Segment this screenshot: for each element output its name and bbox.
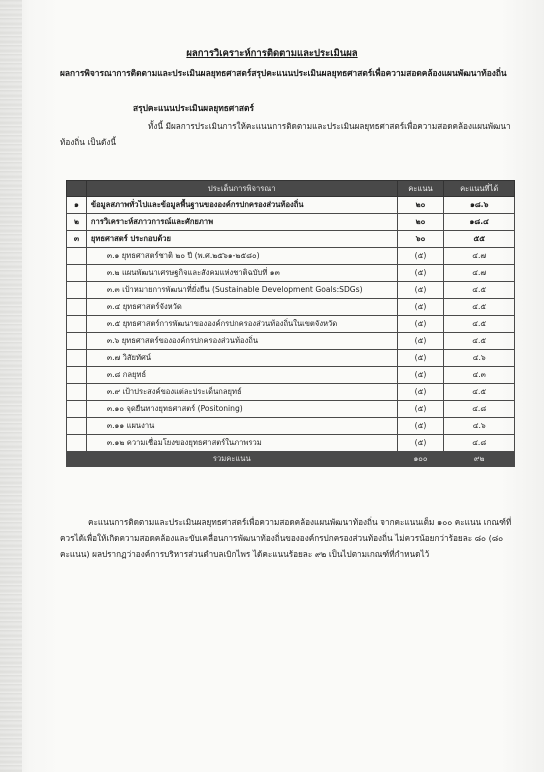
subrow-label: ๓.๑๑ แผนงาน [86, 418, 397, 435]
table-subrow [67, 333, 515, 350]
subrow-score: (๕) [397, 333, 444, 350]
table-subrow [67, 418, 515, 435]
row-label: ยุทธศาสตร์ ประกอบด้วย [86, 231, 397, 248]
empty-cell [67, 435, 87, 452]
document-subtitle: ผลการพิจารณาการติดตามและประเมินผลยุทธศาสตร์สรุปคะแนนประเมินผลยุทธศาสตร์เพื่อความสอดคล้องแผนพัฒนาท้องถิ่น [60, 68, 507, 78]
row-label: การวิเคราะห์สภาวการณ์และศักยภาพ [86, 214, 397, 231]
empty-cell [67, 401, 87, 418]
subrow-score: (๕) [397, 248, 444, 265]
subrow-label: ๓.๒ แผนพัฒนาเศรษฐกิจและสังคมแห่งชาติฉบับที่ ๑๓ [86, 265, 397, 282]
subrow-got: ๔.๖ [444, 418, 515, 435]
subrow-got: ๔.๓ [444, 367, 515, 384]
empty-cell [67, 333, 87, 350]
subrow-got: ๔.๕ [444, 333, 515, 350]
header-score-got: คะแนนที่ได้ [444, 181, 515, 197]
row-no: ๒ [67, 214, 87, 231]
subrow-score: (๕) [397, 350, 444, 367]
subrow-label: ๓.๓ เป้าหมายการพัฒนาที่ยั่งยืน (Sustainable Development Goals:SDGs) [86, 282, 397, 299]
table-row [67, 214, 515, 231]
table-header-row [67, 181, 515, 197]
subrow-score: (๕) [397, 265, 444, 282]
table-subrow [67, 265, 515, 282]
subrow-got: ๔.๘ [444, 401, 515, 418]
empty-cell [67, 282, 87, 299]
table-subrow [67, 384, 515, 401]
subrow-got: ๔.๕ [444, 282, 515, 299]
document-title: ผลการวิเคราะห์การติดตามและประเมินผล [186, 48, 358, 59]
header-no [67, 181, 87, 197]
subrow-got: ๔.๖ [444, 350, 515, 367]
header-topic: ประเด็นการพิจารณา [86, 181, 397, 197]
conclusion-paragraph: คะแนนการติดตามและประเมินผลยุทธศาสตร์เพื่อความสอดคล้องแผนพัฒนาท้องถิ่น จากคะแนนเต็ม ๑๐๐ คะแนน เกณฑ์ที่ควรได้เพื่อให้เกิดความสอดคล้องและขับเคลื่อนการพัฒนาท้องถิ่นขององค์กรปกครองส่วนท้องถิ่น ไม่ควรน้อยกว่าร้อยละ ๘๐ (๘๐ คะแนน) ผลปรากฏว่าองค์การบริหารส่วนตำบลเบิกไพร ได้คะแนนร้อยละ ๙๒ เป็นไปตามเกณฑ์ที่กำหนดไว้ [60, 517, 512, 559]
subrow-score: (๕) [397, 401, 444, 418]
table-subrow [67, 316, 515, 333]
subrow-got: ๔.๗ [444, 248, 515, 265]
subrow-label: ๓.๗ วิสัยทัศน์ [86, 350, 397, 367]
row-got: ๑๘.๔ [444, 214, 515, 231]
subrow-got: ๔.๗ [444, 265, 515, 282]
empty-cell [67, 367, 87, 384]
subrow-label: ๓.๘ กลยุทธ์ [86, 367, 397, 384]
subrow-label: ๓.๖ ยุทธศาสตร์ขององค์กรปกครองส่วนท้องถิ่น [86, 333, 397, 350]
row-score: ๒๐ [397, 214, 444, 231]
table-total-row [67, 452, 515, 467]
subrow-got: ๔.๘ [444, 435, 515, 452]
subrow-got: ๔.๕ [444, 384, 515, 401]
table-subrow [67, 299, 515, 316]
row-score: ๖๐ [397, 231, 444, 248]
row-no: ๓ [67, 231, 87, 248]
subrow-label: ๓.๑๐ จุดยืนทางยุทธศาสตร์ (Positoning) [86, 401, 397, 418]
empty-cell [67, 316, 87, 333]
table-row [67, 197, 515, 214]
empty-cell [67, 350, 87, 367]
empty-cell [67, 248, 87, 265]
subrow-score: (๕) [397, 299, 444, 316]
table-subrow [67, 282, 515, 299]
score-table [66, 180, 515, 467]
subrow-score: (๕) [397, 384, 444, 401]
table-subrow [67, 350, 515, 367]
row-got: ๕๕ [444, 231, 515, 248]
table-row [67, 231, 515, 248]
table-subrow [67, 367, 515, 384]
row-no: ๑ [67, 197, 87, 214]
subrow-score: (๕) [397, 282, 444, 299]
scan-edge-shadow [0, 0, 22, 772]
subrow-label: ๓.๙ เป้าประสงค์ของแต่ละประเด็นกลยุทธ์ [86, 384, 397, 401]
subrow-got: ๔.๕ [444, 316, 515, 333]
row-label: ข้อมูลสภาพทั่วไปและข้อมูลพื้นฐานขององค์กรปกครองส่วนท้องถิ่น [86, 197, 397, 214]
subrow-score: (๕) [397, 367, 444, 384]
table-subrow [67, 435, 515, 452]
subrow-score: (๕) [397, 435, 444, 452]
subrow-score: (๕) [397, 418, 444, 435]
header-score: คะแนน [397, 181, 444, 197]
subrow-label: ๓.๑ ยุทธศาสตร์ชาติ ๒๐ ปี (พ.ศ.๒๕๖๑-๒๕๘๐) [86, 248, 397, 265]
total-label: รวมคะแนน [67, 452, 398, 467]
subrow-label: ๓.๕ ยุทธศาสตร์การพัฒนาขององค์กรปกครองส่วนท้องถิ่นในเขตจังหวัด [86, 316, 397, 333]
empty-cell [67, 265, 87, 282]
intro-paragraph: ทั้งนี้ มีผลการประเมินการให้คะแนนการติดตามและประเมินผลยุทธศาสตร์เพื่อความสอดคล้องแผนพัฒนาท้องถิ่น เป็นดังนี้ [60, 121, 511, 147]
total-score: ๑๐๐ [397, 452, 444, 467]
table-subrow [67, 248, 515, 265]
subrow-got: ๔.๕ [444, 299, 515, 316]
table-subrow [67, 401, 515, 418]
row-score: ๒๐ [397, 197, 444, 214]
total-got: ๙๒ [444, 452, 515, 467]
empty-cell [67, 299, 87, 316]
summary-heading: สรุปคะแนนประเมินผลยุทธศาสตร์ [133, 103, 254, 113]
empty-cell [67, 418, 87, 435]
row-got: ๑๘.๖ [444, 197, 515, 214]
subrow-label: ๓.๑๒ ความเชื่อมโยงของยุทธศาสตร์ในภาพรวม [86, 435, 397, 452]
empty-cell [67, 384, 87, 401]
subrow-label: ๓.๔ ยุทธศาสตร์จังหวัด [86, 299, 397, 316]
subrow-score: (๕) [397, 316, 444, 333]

⁂

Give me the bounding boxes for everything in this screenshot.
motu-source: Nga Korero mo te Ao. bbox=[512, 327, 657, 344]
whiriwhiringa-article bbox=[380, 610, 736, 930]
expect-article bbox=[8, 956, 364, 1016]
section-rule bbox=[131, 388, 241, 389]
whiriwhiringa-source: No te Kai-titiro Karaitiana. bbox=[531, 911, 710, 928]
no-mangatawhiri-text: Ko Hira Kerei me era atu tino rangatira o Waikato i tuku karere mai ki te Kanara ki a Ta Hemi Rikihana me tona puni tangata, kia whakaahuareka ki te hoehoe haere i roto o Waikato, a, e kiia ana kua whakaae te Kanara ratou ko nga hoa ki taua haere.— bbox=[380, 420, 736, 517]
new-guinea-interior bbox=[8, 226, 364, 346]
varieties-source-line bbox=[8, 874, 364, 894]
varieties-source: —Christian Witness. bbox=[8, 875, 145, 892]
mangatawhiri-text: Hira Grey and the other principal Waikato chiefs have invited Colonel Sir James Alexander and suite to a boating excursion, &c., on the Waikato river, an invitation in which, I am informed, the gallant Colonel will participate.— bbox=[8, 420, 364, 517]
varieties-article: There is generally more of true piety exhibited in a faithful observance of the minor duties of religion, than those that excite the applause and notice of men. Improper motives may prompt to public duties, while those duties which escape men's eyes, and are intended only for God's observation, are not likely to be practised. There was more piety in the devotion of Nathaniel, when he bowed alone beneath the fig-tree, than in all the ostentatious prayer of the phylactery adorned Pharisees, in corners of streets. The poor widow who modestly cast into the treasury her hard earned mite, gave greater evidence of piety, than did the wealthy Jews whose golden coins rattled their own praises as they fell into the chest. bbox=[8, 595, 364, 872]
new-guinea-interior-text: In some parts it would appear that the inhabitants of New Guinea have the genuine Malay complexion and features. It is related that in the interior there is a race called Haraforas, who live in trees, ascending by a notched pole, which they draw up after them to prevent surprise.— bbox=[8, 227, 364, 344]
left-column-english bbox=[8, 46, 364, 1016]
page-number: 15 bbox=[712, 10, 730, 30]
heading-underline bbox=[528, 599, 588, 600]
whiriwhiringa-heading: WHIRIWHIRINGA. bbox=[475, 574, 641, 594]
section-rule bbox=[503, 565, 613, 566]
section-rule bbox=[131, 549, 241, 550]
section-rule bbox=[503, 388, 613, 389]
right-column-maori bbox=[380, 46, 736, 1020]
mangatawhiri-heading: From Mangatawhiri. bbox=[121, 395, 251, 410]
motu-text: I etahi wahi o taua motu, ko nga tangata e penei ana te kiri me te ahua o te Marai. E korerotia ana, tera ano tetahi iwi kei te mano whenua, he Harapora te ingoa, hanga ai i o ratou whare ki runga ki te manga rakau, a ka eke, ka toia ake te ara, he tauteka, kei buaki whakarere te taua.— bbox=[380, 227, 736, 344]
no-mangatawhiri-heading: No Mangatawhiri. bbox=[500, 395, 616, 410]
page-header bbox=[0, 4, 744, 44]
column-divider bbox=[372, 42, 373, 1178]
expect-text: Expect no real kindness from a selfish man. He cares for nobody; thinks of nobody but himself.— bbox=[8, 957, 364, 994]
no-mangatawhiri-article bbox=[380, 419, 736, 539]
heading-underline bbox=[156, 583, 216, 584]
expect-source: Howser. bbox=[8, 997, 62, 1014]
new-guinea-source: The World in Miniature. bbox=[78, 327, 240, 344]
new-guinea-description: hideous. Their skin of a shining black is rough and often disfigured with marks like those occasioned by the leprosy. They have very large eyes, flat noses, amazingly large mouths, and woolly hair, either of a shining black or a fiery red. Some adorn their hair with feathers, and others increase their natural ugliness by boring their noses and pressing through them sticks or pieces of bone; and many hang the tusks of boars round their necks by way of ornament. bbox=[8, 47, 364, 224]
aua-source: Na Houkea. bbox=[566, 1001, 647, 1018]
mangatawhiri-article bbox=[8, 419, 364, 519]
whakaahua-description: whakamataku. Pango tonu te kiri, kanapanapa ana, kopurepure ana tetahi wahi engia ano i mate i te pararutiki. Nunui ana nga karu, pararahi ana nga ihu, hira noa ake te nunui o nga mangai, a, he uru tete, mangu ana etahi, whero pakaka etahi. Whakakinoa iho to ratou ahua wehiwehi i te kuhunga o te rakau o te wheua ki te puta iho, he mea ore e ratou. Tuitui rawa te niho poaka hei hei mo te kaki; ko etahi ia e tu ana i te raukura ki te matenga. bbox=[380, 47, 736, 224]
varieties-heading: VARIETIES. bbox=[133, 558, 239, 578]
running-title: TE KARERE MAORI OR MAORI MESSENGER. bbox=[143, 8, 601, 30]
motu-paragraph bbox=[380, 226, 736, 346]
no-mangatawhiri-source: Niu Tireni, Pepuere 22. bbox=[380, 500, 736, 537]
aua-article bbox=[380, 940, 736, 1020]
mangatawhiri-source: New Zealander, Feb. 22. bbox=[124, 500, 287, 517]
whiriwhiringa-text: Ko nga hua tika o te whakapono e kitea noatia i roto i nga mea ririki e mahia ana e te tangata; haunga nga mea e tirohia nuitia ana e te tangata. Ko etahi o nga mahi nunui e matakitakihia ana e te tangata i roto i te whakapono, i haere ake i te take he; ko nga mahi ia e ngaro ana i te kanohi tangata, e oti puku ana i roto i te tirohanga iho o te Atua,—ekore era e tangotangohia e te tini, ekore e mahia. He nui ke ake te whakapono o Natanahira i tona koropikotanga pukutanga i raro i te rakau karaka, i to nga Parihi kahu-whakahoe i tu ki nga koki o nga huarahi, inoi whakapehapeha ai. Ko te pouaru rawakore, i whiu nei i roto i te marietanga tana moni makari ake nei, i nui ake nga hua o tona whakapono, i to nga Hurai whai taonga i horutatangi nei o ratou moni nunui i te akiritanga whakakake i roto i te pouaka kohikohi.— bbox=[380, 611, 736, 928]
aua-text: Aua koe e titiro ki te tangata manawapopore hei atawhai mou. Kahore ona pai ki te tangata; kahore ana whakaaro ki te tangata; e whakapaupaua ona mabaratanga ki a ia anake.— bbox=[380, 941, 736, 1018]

⁂

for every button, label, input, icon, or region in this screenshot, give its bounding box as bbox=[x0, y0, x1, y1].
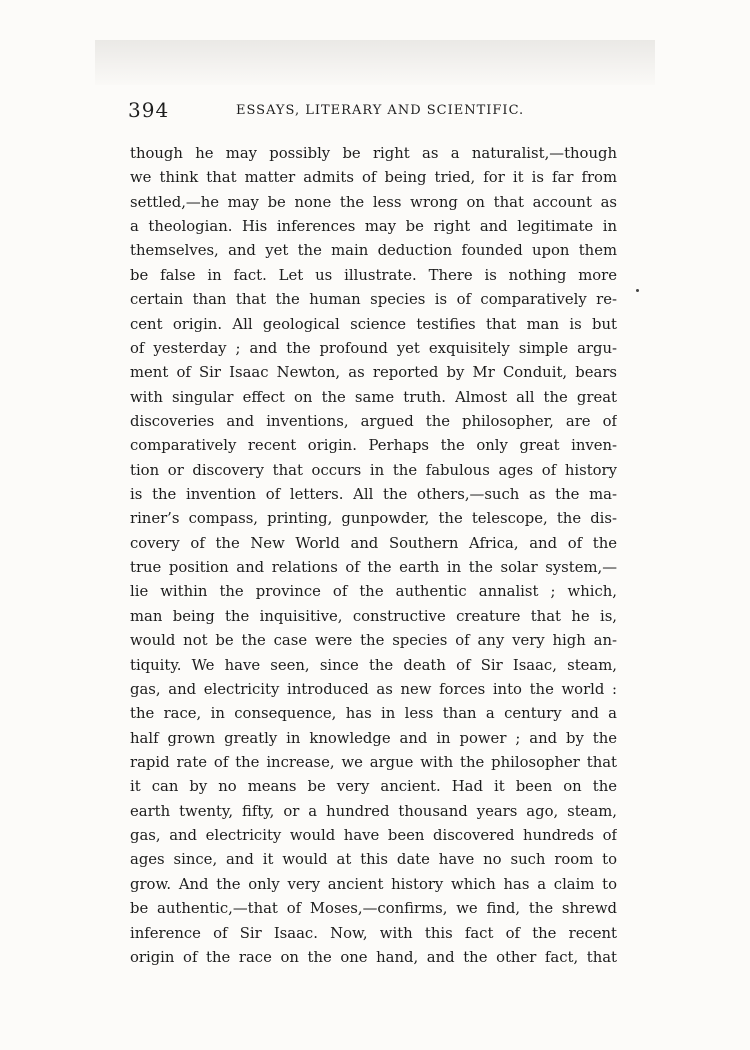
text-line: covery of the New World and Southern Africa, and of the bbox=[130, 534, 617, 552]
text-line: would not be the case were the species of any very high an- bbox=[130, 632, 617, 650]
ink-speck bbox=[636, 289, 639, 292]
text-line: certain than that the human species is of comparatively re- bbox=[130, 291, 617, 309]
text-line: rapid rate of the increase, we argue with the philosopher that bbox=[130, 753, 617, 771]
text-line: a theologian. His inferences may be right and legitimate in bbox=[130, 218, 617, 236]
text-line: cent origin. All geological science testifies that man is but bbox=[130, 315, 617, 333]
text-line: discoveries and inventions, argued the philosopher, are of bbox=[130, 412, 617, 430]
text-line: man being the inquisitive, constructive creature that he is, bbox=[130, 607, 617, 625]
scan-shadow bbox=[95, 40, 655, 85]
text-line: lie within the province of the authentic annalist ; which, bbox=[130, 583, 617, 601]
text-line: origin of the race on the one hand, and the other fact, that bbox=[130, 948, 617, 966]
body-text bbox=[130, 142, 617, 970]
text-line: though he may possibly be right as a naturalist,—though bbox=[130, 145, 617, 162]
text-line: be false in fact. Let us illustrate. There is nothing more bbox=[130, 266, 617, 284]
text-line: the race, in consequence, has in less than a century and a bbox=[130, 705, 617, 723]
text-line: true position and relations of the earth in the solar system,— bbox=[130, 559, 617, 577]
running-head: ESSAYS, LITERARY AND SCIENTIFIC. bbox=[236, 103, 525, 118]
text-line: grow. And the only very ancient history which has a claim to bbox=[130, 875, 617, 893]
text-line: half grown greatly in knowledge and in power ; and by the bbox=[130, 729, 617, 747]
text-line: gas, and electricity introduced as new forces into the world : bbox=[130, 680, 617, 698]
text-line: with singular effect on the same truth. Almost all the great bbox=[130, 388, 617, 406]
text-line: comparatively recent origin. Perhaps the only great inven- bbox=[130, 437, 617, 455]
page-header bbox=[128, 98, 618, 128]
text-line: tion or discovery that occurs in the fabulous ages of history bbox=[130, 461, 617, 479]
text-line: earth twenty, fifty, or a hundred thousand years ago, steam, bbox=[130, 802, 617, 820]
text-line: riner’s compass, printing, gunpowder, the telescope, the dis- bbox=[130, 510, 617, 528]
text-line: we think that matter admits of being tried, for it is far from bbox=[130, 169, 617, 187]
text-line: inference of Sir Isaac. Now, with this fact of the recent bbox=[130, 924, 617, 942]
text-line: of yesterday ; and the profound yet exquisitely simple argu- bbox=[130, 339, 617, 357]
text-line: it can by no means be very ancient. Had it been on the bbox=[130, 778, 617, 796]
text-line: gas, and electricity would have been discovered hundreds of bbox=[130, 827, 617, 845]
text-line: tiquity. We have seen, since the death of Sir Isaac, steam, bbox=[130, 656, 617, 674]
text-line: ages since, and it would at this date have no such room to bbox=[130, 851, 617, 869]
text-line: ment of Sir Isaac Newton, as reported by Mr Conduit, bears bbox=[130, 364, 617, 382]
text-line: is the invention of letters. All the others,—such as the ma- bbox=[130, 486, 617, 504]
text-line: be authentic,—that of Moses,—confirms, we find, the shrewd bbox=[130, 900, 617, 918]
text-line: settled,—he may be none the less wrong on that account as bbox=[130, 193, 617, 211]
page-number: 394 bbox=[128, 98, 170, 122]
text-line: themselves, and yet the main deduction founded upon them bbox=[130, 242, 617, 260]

⁂

## WHAT THE TASK ASKS
Recast the part of the listing above that opens with the line containing "text-line: covery of" and closes with the line containing "text-line: tion or", both ends included, as a numbered list with blank lines left out.

## PROBLEM SOLUTION
1. text-line: covery of the New World and Southern Africa, and of the bbox=[130, 534, 617, 552]
2. text-line: would not be the case were the species of any very high an- bbox=[130, 632, 617, 650]
3. ink-speck bbox=[636, 289, 639, 292]
4. text-line: certain than that the human species is of comparatively re- bbox=[130, 291, 617, 309]
5. text-line: rapid rate of the increase, we argue with the philosopher that bbox=[130, 753, 617, 771]
6. text-line: a theologian. His inferences may be right and legitimate in bbox=[130, 218, 617, 236]
7. text-line: cent origin. All geological science testifies that man is but bbox=[130, 315, 617, 333]
8. text-line: discoveries and inventions, argued the philosopher, are of bbox=[130, 412, 617, 430]
9. text-line: man being the inquisitive, constructive creature that he is, bbox=[130, 607, 617, 625]
10. scan-shadow bbox=[95, 40, 655, 85]
11. text-line: lie within the province of the authentic annalist ; which, bbox=[130, 583, 617, 601]
12. text-line: origin of the race on the one hand, and the other fact, that bbox=[130, 948, 617, 966]
13. body-text bbox=[130, 142, 617, 970]
14. text-line: though he may possibly be right as a naturalist,—though bbox=[130, 145, 617, 162]
15. text-line: be false in fact. Let us illustrate. There is nothing more bbox=[130, 266, 617, 284]
16. text-line: the race, in consequence, has in less than a century and a bbox=[130, 705, 617, 723]
17. text-line: true position and relations of the earth in the solar system,— bbox=[130, 559, 617, 577]
18. running-head: ESSAYS, LITERARY AND SCIENTIFIC. bbox=[236, 103, 525, 118]
19. text-line: grow. And the only very ancient history which has a claim to bbox=[130, 875, 617, 893]
20. text-line: half grown greatly in knowledge and in power ; and by the bbox=[130, 729, 617, 747]
21. text-line: gas, and electricity introduced as new forces into the world : bbox=[130, 680, 617, 698]
22. text-line: with singular effect on the same truth. Almost all the great bbox=[130, 388, 617, 406]
23. text-line: comparatively recent origin. Perhaps the only great inven- bbox=[130, 437, 617, 455]
24. page-header bbox=[128, 98, 618, 128]
25. text-line: tion or discovery that occurs in the fabulous ages of history bbox=[130, 461, 617, 479]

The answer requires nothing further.